EXERCISE TASK :: Print the listing in its entirety and exactly, leaving out images.

— Start TASK INPUTS —

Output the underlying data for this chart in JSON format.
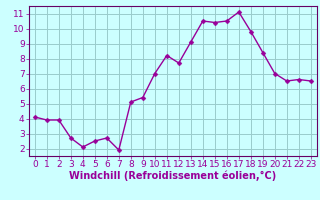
{
  "x": [
    0,
    1,
    2,
    3,
    4,
    5,
    6,
    7,
    8,
    9,
    10,
    11,
    12,
    13,
    14,
    15,
    16,
    17,
    18,
    19,
    20,
    21,
    22,
    23
  ],
  "y": [
    4.1,
    3.9,
    3.9,
    2.7,
    2.1,
    2.5,
    2.7,
    1.9,
    5.1,
    5.4,
    7.0,
    8.2,
    7.7,
    9.1,
    10.5,
    10.4,
    10.5,
    11.1,
    9.8,
    8.4,
    7.0,
    6.5,
    6.6,
    6.5
  ],
  "line_color": "#990099",
  "marker_color": "#990099",
  "bg_color": "#ccffff",
  "grid_color": "#99cccc",
  "xlabel": "Windchill (Refroidissement éolien,°C)",
  "xlabel_color": "#990099",
  "tick_color": "#990099",
  "spine_color": "#660066",
  "ylim": [
    1.5,
    11.5
  ],
  "xlim": [
    -0.5,
    23.5
  ],
  "yticks": [
    2,
    3,
    4,
    5,
    6,
    7,
    8,
    9,
    10,
    11
  ],
  "xticks": [
    0,
    1,
    2,
    3,
    4,
    5,
    6,
    7,
    8,
    9,
    10,
    11,
    12,
    13,
    14,
    15,
    16,
    17,
    18,
    19,
    20,
    21,
    22,
    23
  ],
  "marker_size": 2.5,
  "line_width": 1.0,
  "font_size_ticks": 6.5,
  "font_size_xlabel": 7.0
}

— End TASK INPUTS —

WRITTEN SOLUTION ::
Output the underlying data for this chart in JSON format.
{
  "x": [
    0,
    1,
    2,
    3,
    4,
    5,
    6,
    7,
    8,
    9,
    10,
    11,
    12,
    13,
    14,
    15,
    16,
    17,
    18,
    19,
    20,
    21,
    22,
    23
  ],
  "y": [
    4.1,
    3.9,
    3.9,
    2.7,
    2.1,
    2.5,
    2.7,
    1.9,
    5.1,
    5.4,
    7.0,
    8.2,
    7.7,
    9.1,
    10.5,
    10.4,
    10.5,
    11.1,
    9.8,
    8.4,
    7.0,
    6.5,
    6.6,
    6.5
  ],
  "line_color": "#990099",
  "marker_color": "#990099",
  "bg_color": "#ccffff",
  "grid_color": "#99cccc",
  "xlabel": "Windchill (Refroidissement éolien,°C)",
  "xlabel_color": "#990099",
  "tick_color": "#990099",
  "spine_color": "#660066",
  "ylim": [
    1.5,
    11.5
  ],
  "xlim": [
    -0.5,
    23.5
  ],
  "yticks": [
    2,
    3,
    4,
    5,
    6,
    7,
    8,
    9,
    10,
    11
  ],
  "xticks": [
    0,
    1,
    2,
    3,
    4,
    5,
    6,
    7,
    8,
    9,
    10,
    11,
    12,
    13,
    14,
    15,
    16,
    17,
    18,
    19,
    20,
    21,
    22,
    23
  ],
  "marker_size": 2.5,
  "line_width": 1.0,
  "font_size_ticks": 6.5,
  "font_size_xlabel": 7.0
}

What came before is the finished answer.